** BEGIN Material for this exercise **

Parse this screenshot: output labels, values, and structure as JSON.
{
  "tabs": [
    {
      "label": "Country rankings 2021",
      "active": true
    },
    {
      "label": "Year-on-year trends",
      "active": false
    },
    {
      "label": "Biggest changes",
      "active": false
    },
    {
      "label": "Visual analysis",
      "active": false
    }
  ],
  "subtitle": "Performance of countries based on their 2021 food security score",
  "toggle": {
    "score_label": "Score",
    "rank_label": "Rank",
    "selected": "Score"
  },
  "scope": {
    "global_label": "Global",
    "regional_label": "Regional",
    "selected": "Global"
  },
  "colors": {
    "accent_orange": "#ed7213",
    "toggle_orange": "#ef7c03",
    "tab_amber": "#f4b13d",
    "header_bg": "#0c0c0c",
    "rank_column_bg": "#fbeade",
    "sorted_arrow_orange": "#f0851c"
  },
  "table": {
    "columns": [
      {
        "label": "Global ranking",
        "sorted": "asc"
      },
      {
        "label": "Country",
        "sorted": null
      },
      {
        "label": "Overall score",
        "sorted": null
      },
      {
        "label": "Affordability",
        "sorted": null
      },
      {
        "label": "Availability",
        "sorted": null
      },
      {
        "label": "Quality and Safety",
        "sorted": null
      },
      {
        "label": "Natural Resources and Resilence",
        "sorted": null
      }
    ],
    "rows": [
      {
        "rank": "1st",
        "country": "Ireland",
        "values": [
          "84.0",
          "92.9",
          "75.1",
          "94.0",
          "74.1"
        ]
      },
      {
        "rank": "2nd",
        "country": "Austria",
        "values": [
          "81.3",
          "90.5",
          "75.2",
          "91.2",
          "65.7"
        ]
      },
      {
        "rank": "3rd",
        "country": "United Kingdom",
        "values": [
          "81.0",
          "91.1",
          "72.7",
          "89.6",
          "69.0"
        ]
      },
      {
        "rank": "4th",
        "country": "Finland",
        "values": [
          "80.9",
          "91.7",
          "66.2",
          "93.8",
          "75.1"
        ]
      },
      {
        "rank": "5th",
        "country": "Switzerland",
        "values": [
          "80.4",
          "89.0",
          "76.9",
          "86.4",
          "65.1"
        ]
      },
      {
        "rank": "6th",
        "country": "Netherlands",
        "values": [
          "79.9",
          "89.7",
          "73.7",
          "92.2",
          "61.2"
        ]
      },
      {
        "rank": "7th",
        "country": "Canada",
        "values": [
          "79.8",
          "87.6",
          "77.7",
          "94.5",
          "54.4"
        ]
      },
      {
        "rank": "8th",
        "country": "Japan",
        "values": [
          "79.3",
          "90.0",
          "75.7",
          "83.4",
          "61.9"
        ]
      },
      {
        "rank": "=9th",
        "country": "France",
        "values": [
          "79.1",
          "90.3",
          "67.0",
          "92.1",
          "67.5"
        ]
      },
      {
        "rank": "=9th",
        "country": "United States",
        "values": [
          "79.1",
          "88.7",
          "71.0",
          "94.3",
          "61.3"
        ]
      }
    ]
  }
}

** END Material for this exercise **

◆ **Stated task**: In the records above, find each line holding "Global" and copy it.

◆ **Result**:
    "global_label": "Global",
    "selected": "Global"
        "label": "Global ranking",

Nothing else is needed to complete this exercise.